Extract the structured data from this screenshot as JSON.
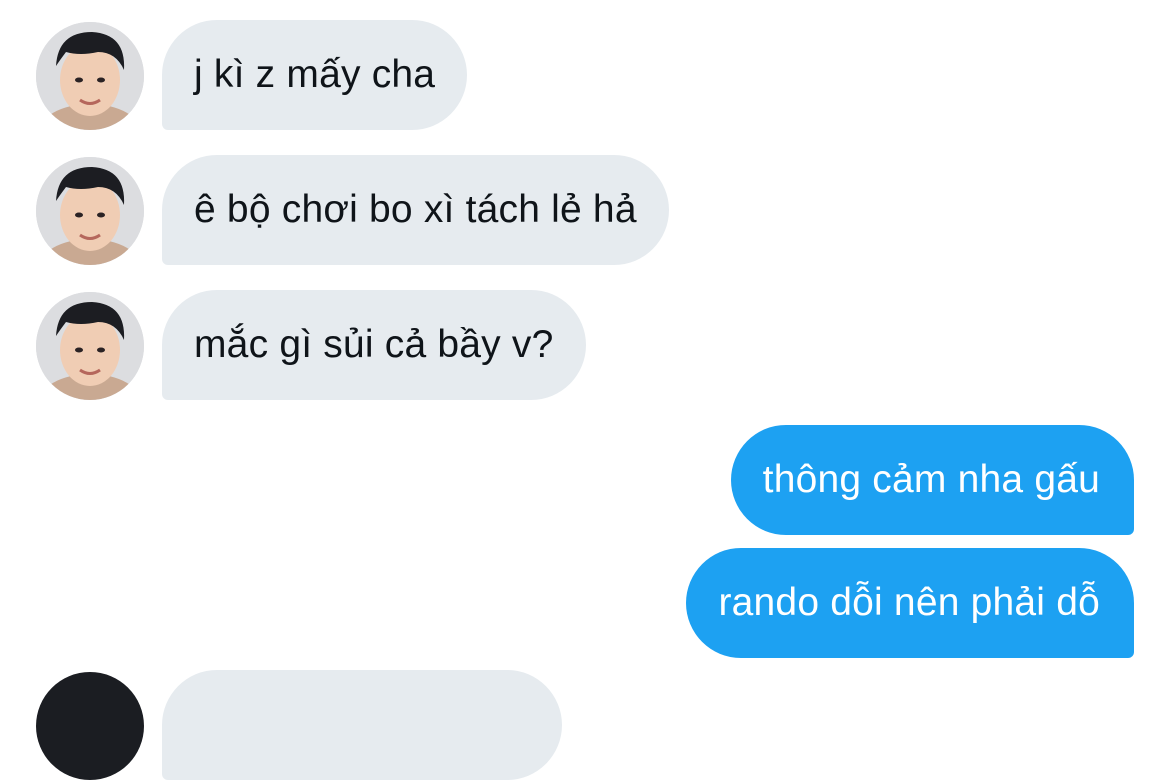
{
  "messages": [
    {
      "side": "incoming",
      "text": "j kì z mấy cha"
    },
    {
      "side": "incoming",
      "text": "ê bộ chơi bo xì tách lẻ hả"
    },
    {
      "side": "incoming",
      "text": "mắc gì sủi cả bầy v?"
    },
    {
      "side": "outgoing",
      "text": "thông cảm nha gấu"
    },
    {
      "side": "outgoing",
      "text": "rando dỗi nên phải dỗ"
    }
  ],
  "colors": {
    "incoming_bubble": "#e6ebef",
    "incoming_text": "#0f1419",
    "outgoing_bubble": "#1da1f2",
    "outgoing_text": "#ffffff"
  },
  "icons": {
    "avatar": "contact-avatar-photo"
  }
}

==

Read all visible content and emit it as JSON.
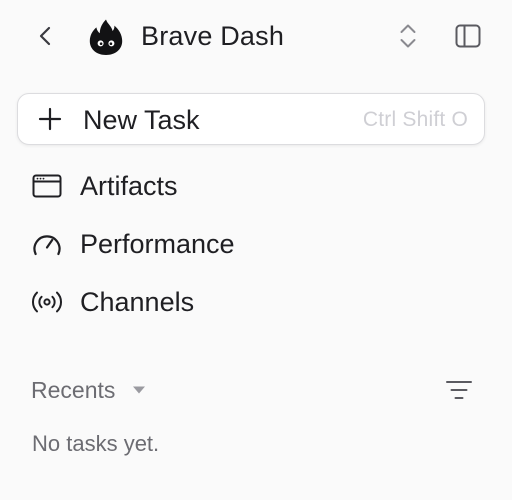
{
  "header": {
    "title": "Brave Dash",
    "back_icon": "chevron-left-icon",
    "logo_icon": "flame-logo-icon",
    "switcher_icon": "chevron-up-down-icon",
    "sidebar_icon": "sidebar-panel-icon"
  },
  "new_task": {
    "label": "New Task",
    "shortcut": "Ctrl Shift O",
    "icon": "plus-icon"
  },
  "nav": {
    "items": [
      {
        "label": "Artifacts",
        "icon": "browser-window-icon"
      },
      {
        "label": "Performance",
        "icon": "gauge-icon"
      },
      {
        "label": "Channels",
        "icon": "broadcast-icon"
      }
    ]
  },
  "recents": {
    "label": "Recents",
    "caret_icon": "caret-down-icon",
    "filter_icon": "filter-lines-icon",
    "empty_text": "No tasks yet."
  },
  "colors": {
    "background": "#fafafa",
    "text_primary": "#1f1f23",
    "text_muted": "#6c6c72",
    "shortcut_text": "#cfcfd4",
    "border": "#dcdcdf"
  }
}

### Problem to work on
Find every line of the data that holds the string "label", then say how many there are and nothing else.

### Result of the exercise
5